**Task requirements**
Using the listing below, select the lines with the word "Födda" and copy them.
— Begin Records for processing —
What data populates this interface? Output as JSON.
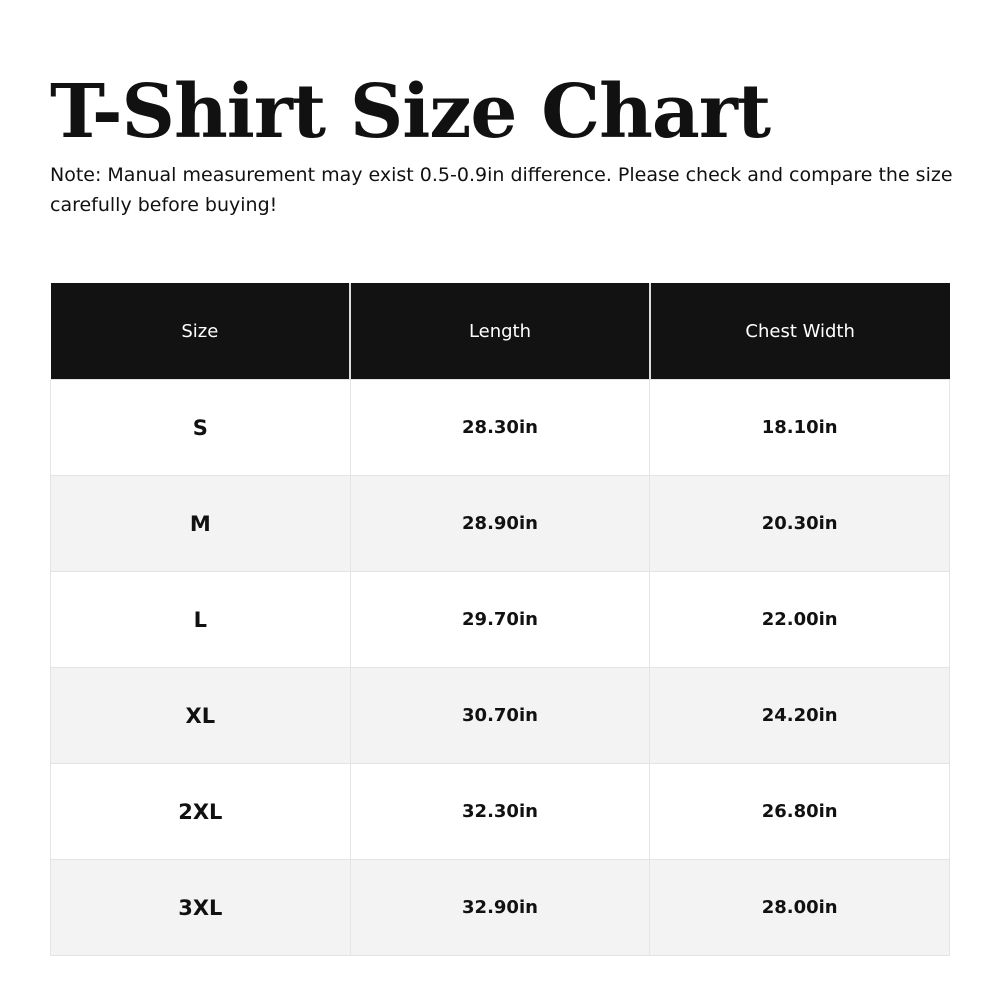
{
  "title": "T-Shirt Size Chart",
  "note": "Note: Manual measurement may exist 0.5-0.9in difference. Please check and compare the size carefully before buying!",
  "table": {
    "headers": [
      "Size",
      "Length",
      "Chest Width"
    ],
    "rows": [
      [
        "S",
        "28.30in",
        "18.10in"
      ],
      [
        "M",
        "28.90in",
        "20.30in"
      ],
      [
        "L",
        "29.70in",
        "22.00in"
      ],
      [
        "XL",
        "30.70in",
        "24.20in"
      ],
      [
        "2XL",
        "32.30in",
        "26.80in"
      ],
      [
        "3XL",
        "32.90in",
        "28.00in"
      ]
    ]
  },
  "colors": {
    "header_bg": "#121212",
    "alt_row_bg": "#f3f3f3"
  }
}
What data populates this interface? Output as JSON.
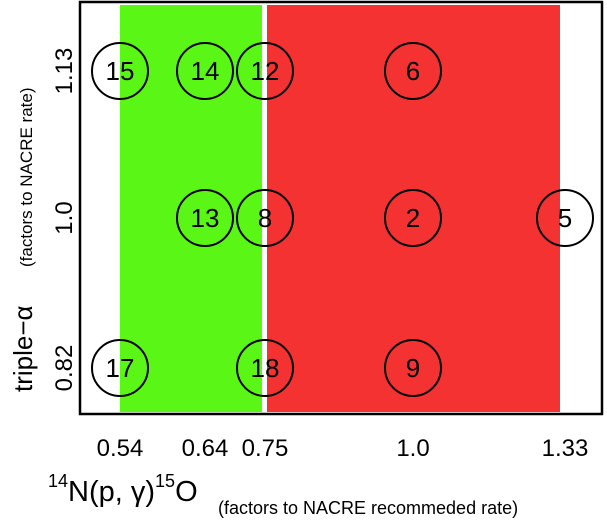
{
  "chart_data": {
    "type": "scatter",
    "x_tick_labels": [
      "0.54",
      "0.64",
      "0.75",
      "1.0",
      "1.33"
    ],
    "y_tick_labels": [
      "0.82",
      "1.0",
      "1.13"
    ],
    "xlabel": {
      "nuclide_pre": "14",
      "reaction": "N(p, γ)",
      "nuclide_post": "15",
      "product": "O",
      "note": "(factors to NACRE recommeded rate)"
    },
    "ylabel": {
      "main": "triple−α",
      "note": "(factors to NACRE rate)"
    },
    "regions": [
      {
        "x_start": 0.54,
        "x_end": 0.75,
        "color": "#5af716"
      },
      {
        "x_start": 0.75,
        "x_end": 1.33,
        "color": "#f53232"
      }
    ],
    "points": [
      {
        "label": "15",
        "x_index": 0,
        "y_index": 2
      },
      {
        "label": "14",
        "x_index": 1,
        "y_index": 2
      },
      {
        "label": "12",
        "x_index": 2,
        "y_index": 2
      },
      {
        "label": "6",
        "x_index": 3,
        "y_index": 2
      },
      {
        "label": "13",
        "x_index": 1,
        "y_index": 1
      },
      {
        "label": "8",
        "x_index": 2,
        "y_index": 1
      },
      {
        "label": "2",
        "x_index": 3,
        "y_index": 1
      },
      {
        "label": "5",
        "x_index": 4,
        "y_index": 1
      },
      {
        "label": "17",
        "x_index": 0,
        "y_index": 0
      },
      {
        "label": "18",
        "x_index": 2,
        "y_index": 0
      },
      {
        "label": "9",
        "x_index": 3,
        "y_index": 0
      }
    ]
  }
}
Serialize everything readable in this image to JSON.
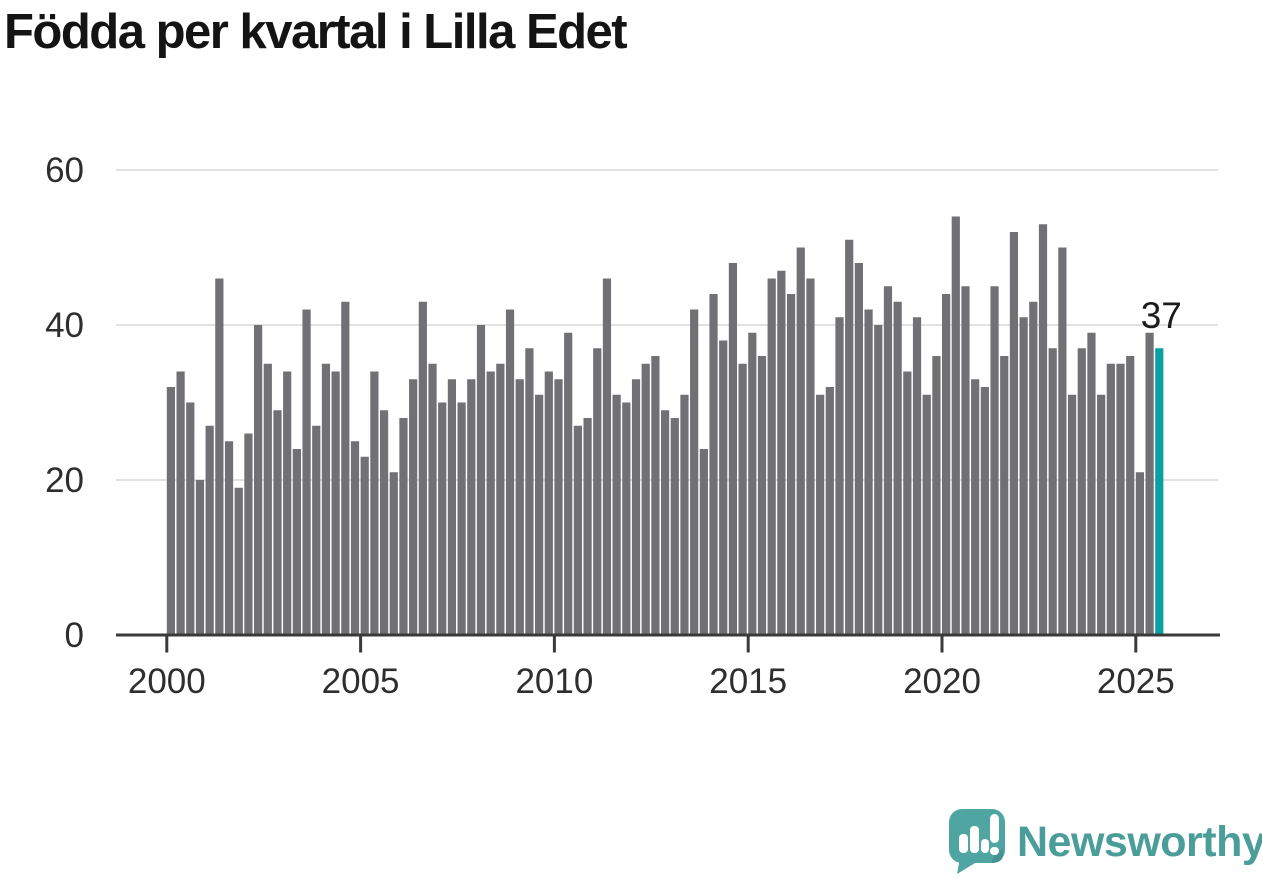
{
  "title": "Födda per kvartal i Lilla Edet",
  "chart_data": {
    "type": "bar",
    "title": "Födda per kvartal i Lilla Edet",
    "x_unit": "quarter",
    "start_year": 2000,
    "start_quarter": 1,
    "end_year": 2025,
    "end_quarter": 3,
    "values": [
      32,
      34,
      30,
      20,
      27,
      46,
      25,
      19,
      26,
      40,
      35,
      29,
      34,
      24,
      42,
      27,
      35,
      34,
      43,
      25,
      23,
      34,
      29,
      21,
      28,
      33,
      43,
      35,
      30,
      33,
      30,
      33,
      40,
      34,
      35,
      42,
      33,
      37,
      31,
      34,
      33,
      39,
      27,
      28,
      37,
      46,
      31,
      30,
      33,
      35,
      36,
      29,
      28,
      31,
      42,
      24,
      44,
      38,
      48,
      35,
      39,
      36,
      46,
      47,
      44,
      50,
      46,
      31,
      32,
      41,
      51,
      48,
      42,
      40,
      45,
      43,
      34,
      41,
      31,
      36,
      44,
      54,
      45,
      33,
      32,
      45,
      36,
      52,
      41,
      43,
      53,
      37,
      50,
      31,
      37,
      39,
      31,
      35,
      35,
      36,
      21,
      39,
      37
    ],
    "highlight_last": true,
    "last_value_label": "37",
    "yticks": [
      0,
      20,
      40,
      60
    ],
    "xticks": [
      2000,
      2005,
      2010,
      2015,
      2020,
      2025
    ],
    "ylim": [
      0,
      60
    ],
    "grid": "horizontal",
    "legend": "none",
    "bar_color": "#707075",
    "highlight_color": "#0ca1a1",
    "grid_color": "#e2e2e2",
    "axis_color": "#3a3a3a",
    "tick_label_color": "#2e2e2e",
    "value_label_color": "#1b1b1b"
  },
  "footer": {
    "brand": "Newsworthy"
  }
}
— End Records for processing —
**Task response**
  "title": "Födda per kvartal i Lilla Edet",
    "title": "Födda per kvartal i Lilla Edet",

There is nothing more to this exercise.